## What needs to be done
For the listing below, give the number of lines in which "Women" occurs. Add nothing.

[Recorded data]
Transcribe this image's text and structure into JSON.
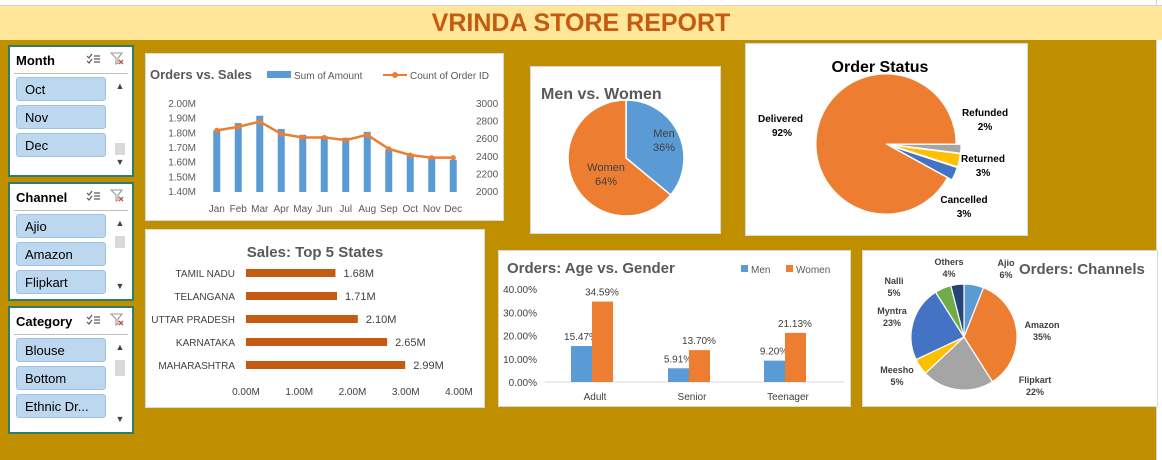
{
  "report_title": "VRINDA STORE REPORT",
  "colors": {
    "banner_bg": "#ffe699",
    "title": "#c55a11",
    "board_bg": "#bf8f00",
    "blue": "#5b9bd5",
    "orange": "#ed7d31",
    "gray": "#a5a5a5",
    "yellow": "#ffc000",
    "navy": "#4472c4",
    "green": "#70ad47",
    "darkblue": "#264478",
    "bar_orange": "#c55a11"
  },
  "slicers": [
    {
      "title": "Month",
      "items": [
        "Oct",
        "Nov",
        "Dec"
      ]
    },
    {
      "title": "Channel",
      "items": [
        "Ajio",
        "Amazon",
        "Flipkart"
      ]
    },
    {
      "title": "Category",
      "items": [
        "Blouse",
        "Bottom",
        "Ethnic Dr..."
      ]
    }
  ],
  "icons": {
    "multiselect": "multi-select-icon",
    "clear_filter": "clear-filter-icon"
  },
  "chart_data": [
    {
      "type": "line",
      "title": "Orders vs. Sales",
      "legend": [
        "Sum of Amount",
        "Count of Order ID"
      ],
      "categories": [
        "Jan",
        "Feb",
        "Mar",
        "Apr",
        "May",
        "Jun",
        "Jul",
        "Aug",
        "Sep",
        "Oct",
        "Nov",
        "Dec"
      ],
      "series": [
        {
          "name": "Sum of Amount",
          "kind": "bar",
          "axis": "left",
          "values": [
            1.82,
            1.87,
            1.92,
            1.83,
            1.79,
            1.78,
            1.77,
            1.81,
            1.69,
            1.66,
            1.63,
            1.62
          ]
        },
        {
          "name": "Count of Order ID",
          "kind": "line",
          "axis": "right",
          "values": [
            2700,
            2740,
            2800,
            2660,
            2620,
            2620,
            2590,
            2650,
            2490,
            2420,
            2390,
            2390
          ]
        }
      ],
      "y_left_ticks": [
        "2.00M",
        "1.90M",
        "1.80M",
        "1.70M",
        "1.60M",
        "1.50M",
        "1.40M"
      ],
      "y_left_range": [
        1.4,
        2.0
      ],
      "y_right_ticks": [
        "3000",
        "2800",
        "2600",
        "2400",
        "2200",
        "2000"
      ],
      "y_right_range": [
        2000,
        3000
      ]
    },
    {
      "type": "pie",
      "title": "Men vs. Women",
      "slices": [
        {
          "label": "Men",
          "pct": "36%",
          "value": 36
        },
        {
          "label": "Women",
          "pct": "64%",
          "value": 64
        }
      ]
    },
    {
      "type": "pie",
      "title": "Order Status",
      "slices": [
        {
          "label": "Delivered",
          "pct": "92%",
          "value": 92
        },
        {
          "label": "Refunded",
          "pct": "2%",
          "value": 2
        },
        {
          "label": "Returned",
          "pct": "3%",
          "value": 3
        },
        {
          "label": "Cancelled",
          "pct": "3%",
          "value": 3
        }
      ]
    },
    {
      "type": "bar",
      "orientation": "horizontal",
      "title": "Sales: Top 5 States",
      "categories": [
        "TAMIL NADU",
        "TELANGANA",
        "UTTAR PRADESH",
        "KARNATAKA",
        "MAHARASHTRA"
      ],
      "values": [
        1.68,
        1.71,
        2.1,
        2.65,
        2.99
      ],
      "value_labels": [
        "1.68M",
        "1.71M",
        "2.10M",
        "2.65M",
        "2.99M"
      ],
      "x_ticks": [
        "0.00M",
        "1.00M",
        "2.00M",
        "3.00M",
        "4.00M"
      ],
      "xlim": [
        0,
        4
      ]
    },
    {
      "type": "bar",
      "title": "Orders: Age vs. Gender",
      "categories": [
        "Adult",
        "Senior",
        "Teenager"
      ],
      "series": [
        {
          "name": "Men",
          "values": [
            15.47,
            5.91,
            9.2
          ],
          "labels": [
            "15.47%",
            "5.91%",
            "9.20%"
          ]
        },
        {
          "name": "Women",
          "values": [
            34.59,
            13.7,
            21.13
          ],
          "labels": [
            "34.59%",
            "13.70%",
            "21.13%"
          ]
        }
      ],
      "y_ticks": [
        "40.00%",
        "30.00%",
        "20.00%",
        "10.00%",
        "0.00%"
      ],
      "ylim": [
        0,
        40
      ]
    },
    {
      "type": "pie",
      "title": "Orders: Channels",
      "slices": [
        {
          "label": "Ajio",
          "pct": "6%",
          "value": 6
        },
        {
          "label": "Amazon",
          "pct": "35%",
          "value": 35
        },
        {
          "label": "Flipkart",
          "pct": "22%",
          "value": 22
        },
        {
          "label": "Meesho",
          "pct": "5%",
          "value": 5
        },
        {
          "label": "Myntra",
          "pct": "23%",
          "value": 23
        },
        {
          "label": "Nalli",
          "pct": "5%",
          "value": 5
        },
        {
          "label": "Others",
          "pct": "4%",
          "value": 4
        }
      ]
    }
  ]
}
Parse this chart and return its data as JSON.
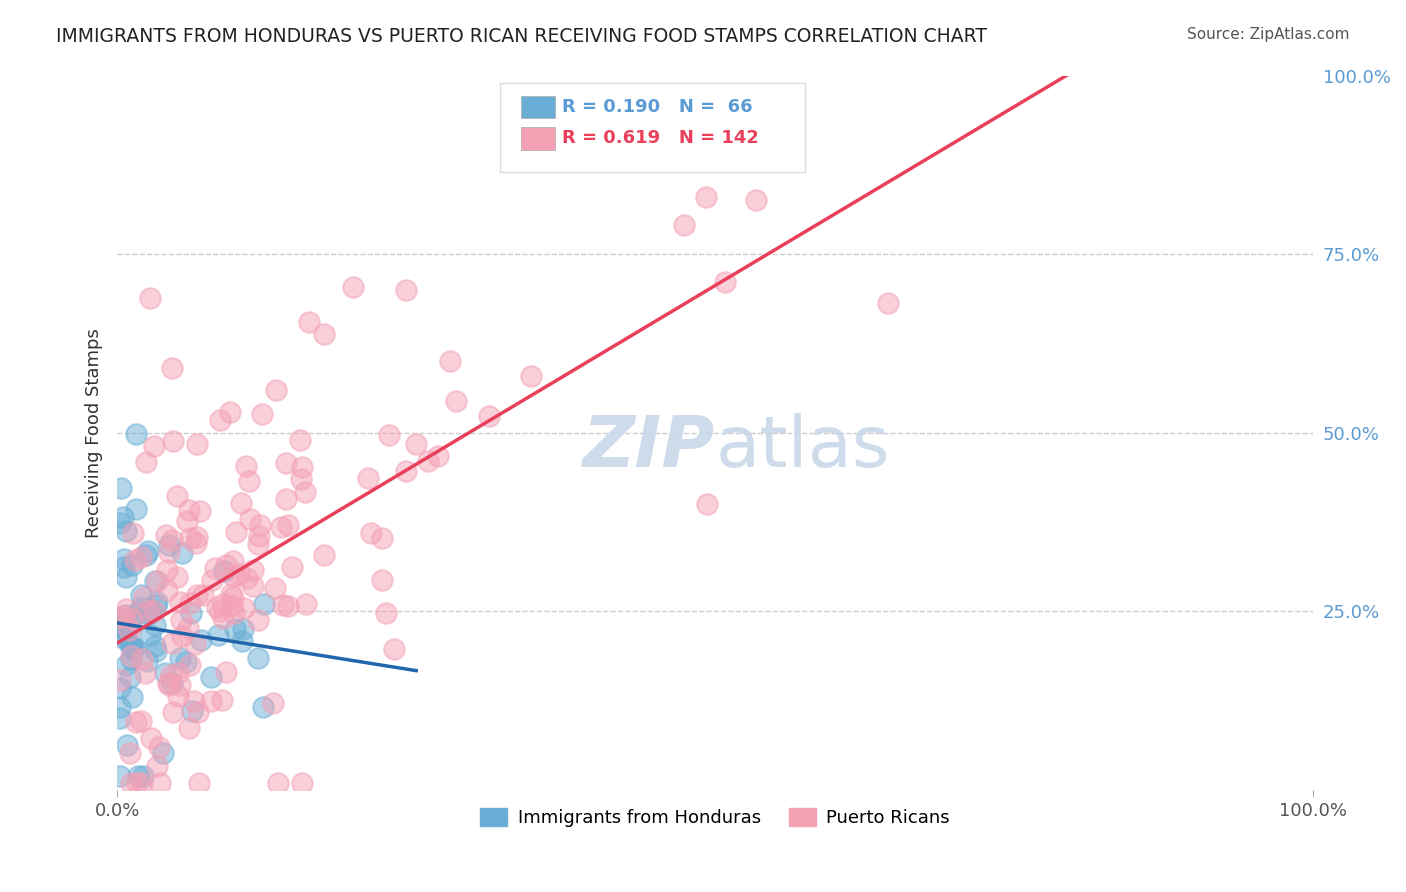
{
  "title": "IMMIGRANTS FROM HONDURAS VS PUERTO RICAN RECEIVING FOOD STAMPS CORRELATION CHART",
  "source": "Source: ZipAtlas.com",
  "ylabel": "Receiving Food Stamps",
  "ytick_values": [
    0.25,
    0.5,
    0.75,
    1.0
  ],
  "ytick_labels": [
    "25.0%",
    "50.0%",
    "75.0%",
    "100.0%"
  ],
  "xlim": [
    0,
    1.0
  ],
  "ylim": [
    0,
    1.0
  ],
  "blue_color": "#6aaed6",
  "pink_color": "#f4a0b5",
  "blue_line_color": "#2166ac",
  "pink_line_color": "#e8405a",
  "watermark_color": "#c8d8e8",
  "background_color": "#ffffff",
  "grid_color": "#cccccc",
  "n_blue": 66,
  "n_pink": 142,
  "r_blue": 0.19,
  "r_pink": 0.619
}
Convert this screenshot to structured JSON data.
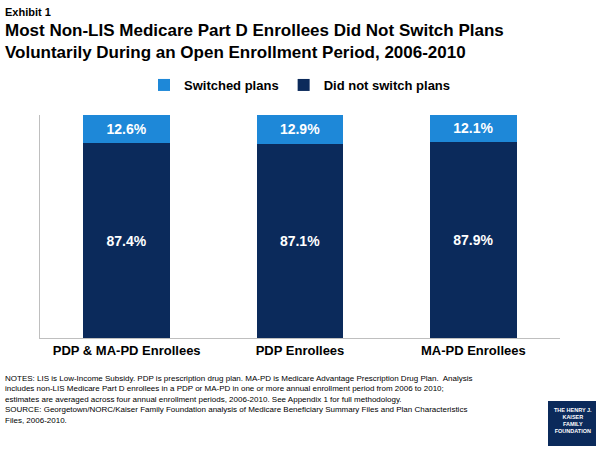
{
  "chart_data": {
    "type": "bar",
    "label": "Exhibit 1",
    "title": [
      "Most Non-LIS Medicare Part D Enrollees Did Not Switch Plans",
      "Voluntarily During an Open Enrollment Period, 2006-2010"
    ],
    "categories": [
      "PDP & MA-PD Enrollees",
      "PDP Enrollees",
      "MA-PD Enrollees"
    ],
    "series": [
      {
        "name": "Switched plans",
        "color": "#1e88d8",
        "values": [
          12.6,
          12.9,
          12.1
        ],
        "value_labels": [
          "12.6%",
          "12.9%",
          "12.1%"
        ]
      },
      {
        "name": "Did not switch plans",
        "color": "#0b2a5b",
        "values": [
          87.4,
          87.1,
          87.9
        ],
        "value_labels": [
          "87.4%",
          "87.1%",
          "87.9%"
        ]
      }
    ],
    "stacked": true,
    "data_labels": true,
    "legend": "top",
    "grid": false,
    "tick_labels": "x",
    "ylim": [
      0,
      100
    ],
    "yticks": [],
    "notes": [
      "NOTES: LIS is Low-Income Subsidy. PDP is prescription drug plan. MA-PD is Medicare Advantage Prescription Drug Plan.  Analysis",
      "includes non-LIS Medicare Part D enrollees in a PDP or MA-PD in one or more annual enrollment period from 2006 to 2010;",
      "estimates are averaged across four annual enrollment periods, 2006-2010. See Appendix 1 for full methodology.",
      "SOURCE: Georgetown/NORC/Kaiser Family Foundation analysis of Medicare Beneficiary Summary Files and Plan Characteristics",
      "Files, 2006-2010."
    ],
    "logo": [
      "THE HENRY J.",
      "KAISER",
      "FAMILY",
      "FOUNDATION"
    ]
  }
}
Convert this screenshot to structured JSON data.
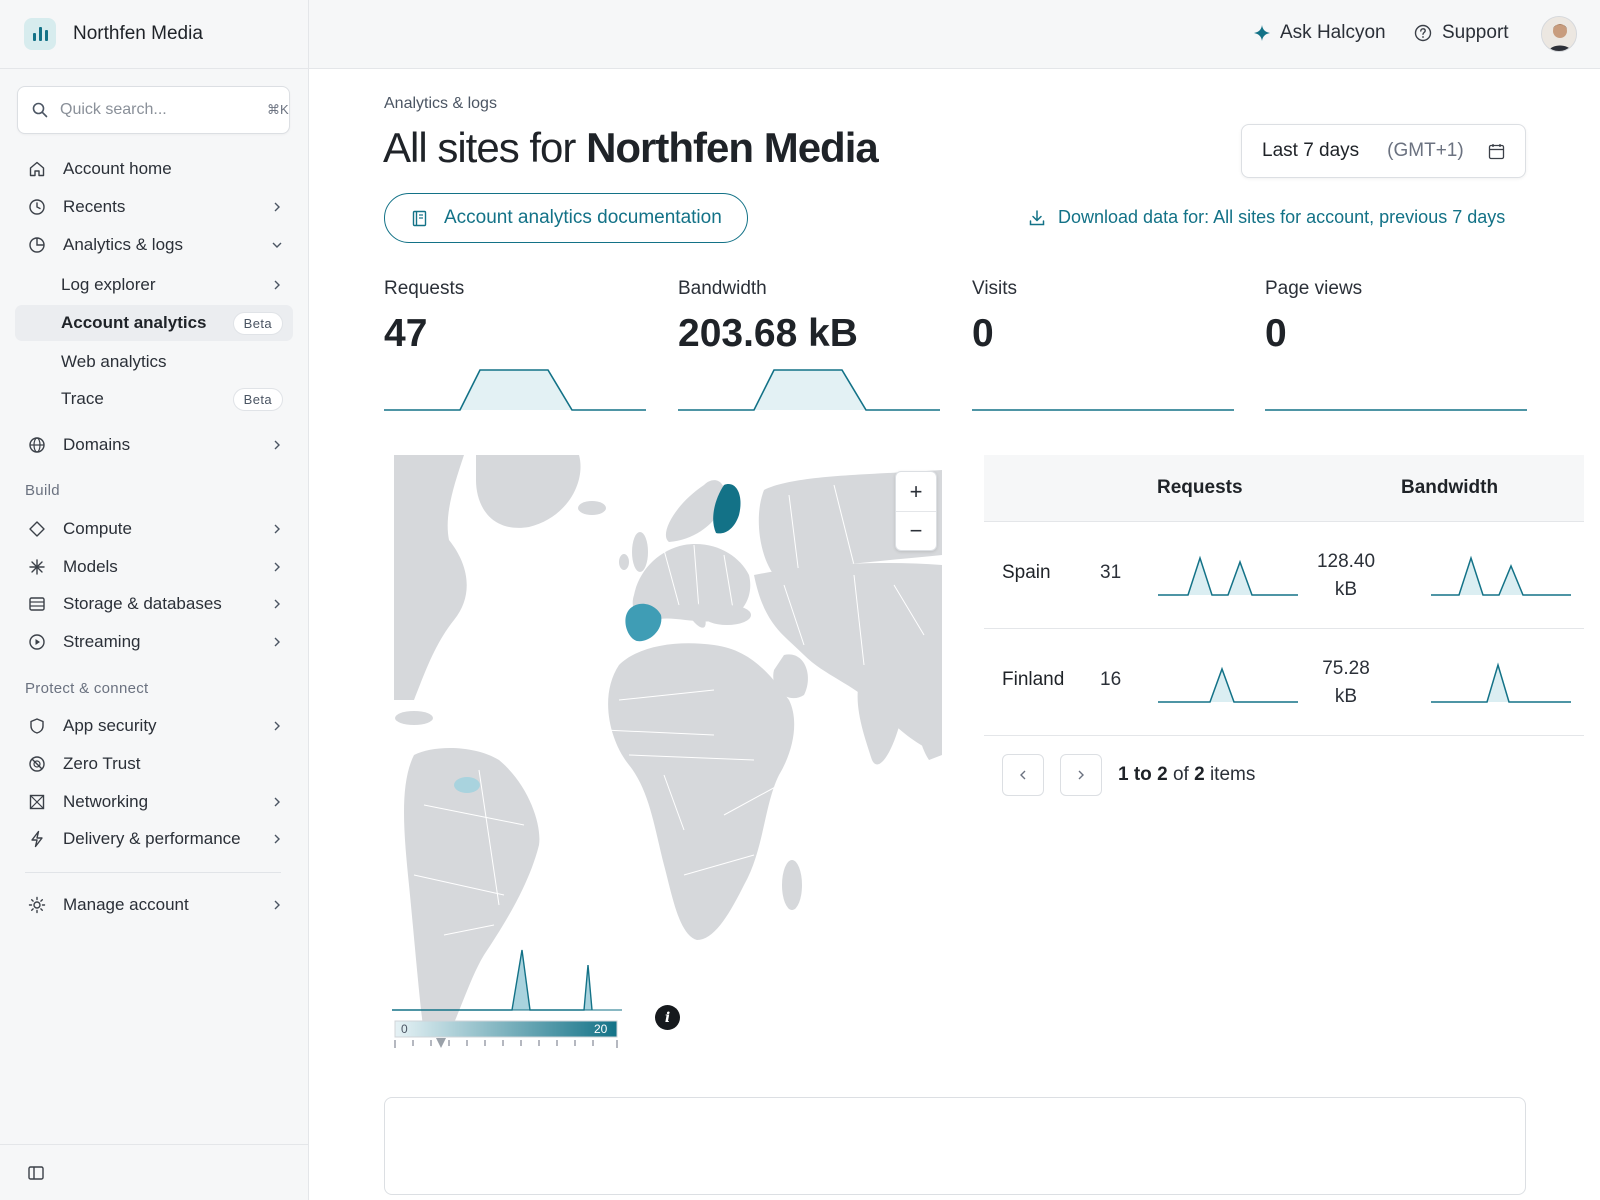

## Reply
3